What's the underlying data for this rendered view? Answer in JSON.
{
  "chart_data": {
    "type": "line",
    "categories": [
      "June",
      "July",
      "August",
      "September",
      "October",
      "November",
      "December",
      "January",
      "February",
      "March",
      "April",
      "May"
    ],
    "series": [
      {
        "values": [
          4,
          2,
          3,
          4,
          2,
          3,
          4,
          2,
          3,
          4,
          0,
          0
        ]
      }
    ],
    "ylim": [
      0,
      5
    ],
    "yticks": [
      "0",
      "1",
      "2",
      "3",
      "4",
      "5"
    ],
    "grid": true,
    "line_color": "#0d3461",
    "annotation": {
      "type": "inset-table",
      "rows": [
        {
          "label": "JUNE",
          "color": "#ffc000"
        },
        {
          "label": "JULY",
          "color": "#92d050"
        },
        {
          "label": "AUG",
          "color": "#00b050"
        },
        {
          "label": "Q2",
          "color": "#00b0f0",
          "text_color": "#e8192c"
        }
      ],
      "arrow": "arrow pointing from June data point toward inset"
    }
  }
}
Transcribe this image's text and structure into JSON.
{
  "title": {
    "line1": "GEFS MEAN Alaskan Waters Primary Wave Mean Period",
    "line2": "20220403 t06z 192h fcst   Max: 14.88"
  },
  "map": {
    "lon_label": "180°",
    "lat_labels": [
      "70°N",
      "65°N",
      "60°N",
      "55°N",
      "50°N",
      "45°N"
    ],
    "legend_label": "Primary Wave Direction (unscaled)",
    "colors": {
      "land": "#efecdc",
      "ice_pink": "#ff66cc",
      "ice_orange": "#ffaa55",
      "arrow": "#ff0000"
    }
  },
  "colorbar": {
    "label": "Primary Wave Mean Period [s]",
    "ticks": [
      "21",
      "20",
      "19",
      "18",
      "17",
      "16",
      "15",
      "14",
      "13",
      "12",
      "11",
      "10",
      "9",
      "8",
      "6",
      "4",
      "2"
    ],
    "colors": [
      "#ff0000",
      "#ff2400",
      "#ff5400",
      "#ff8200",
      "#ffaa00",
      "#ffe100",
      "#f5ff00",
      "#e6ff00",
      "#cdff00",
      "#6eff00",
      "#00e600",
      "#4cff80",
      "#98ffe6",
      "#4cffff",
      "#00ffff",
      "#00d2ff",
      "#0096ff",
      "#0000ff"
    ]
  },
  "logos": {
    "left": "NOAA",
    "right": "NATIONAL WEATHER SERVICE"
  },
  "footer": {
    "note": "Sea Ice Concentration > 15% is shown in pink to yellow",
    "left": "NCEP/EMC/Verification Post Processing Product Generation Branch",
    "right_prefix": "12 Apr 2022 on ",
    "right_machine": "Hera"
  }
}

◆ STATED GOAL
Output all of the material, please, exactly as it stands.

◆ RESPONSE TO THIS TASK
What's the underlying data for this rendered view? Answer in JSON.
{
  "chart_data": {
    "type": "line",
    "categories": [
      "June",
      "July",
      "August",
      "September",
      "October",
      "November",
      "December",
      "January",
      "February",
      "March",
      "April",
      "May"
    ],
    "series": [
      {
        "values": [
          4,
          2,
          3,
          4,
          2,
          3,
          4,
          2,
          3,
          4,
          0,
          0
        ]
      }
    ],
    "ylim": [
      0,
      5
    ],
    "yticks": [
      "0",
      "1",
      "2",
      "3",
      "4",
      "5"
    ],
    "grid": true,
    "line_color": "#0d3461",
    "annotation": {
      "type": "inset-table",
      "rows": [
        {
          "label": "JUNE",
          "color": "#ffc000"
        },
        {
          "label": "JULY",
          "color": "#92d050"
        },
        {
          "label": "AUG",
          "color": "#00b050"
        },
        {
          "label": "Q2",
          "color": "#00b0f0",
          "text_color": "#e8192c"
        }
      ],
      "arrow": "arrow pointing from June data point toward inset"
    }
  }
}
Transcribe this image's text and structure into JSON.
{
  "title": {
    "line1": "GEFS MEAN Alaskan Waters Primary Wave Mean Period",
    "line2": "20220403 t06z 192h fcst   Max: 14.88"
  },
  "map": {
    "lon_label": "180°",
    "lat_labels": [
      "70°N",
      "65°N",
      "60°N",
      "55°N",
      "50°N",
      "45°N"
    ],
    "legend_label": "Primary Wave Direction (unscaled)",
    "colors": {
      "land": "#efecdc",
      "ice_pink": "#ff66cc",
      "ice_orange": "#ffaa55",
      "arrow": "#ff0000"
    }
  },
  "colorbar": {
    "label": "Primary Wave Mean Period [s]",
    "ticks": [
      "21",
      "20",
      "19",
      "18",
      "17",
      "16",
      "15",
      "14",
      "13",
      "12",
      "11",
      "10",
      "9",
      "8",
      "6",
      "4",
      "2"
    ],
    "colors": [
      "#ff0000",
      "#ff2400",
      "#ff5400",
      "#ff8200",
      "#ffaa00",
      "#ffe100",
      "#f5ff00",
      "#e6ff00",
      "#cdff00",
      "#6eff00",
      "#00e600",
      "#4cff80",
      "#98ffe6",
      "#4cffff",
      "#00ffff",
      "#00d2ff",
      "#0096ff",
      "#0000ff"
    ]
  },
  "logos": {
    "left": "NOAA",
    "right": "NATIONAL WEATHER SERVICE"
  },
  "footer": {
    "note": "Sea Ice Concentration > 15% is shown in pink to yellow",
    "left": "NCEP/EMC/Verification Post Processing Product Generation Branch",
    "right_prefix": "12 Apr 2022 on ",
    "right_machine": "Hera"
  }
}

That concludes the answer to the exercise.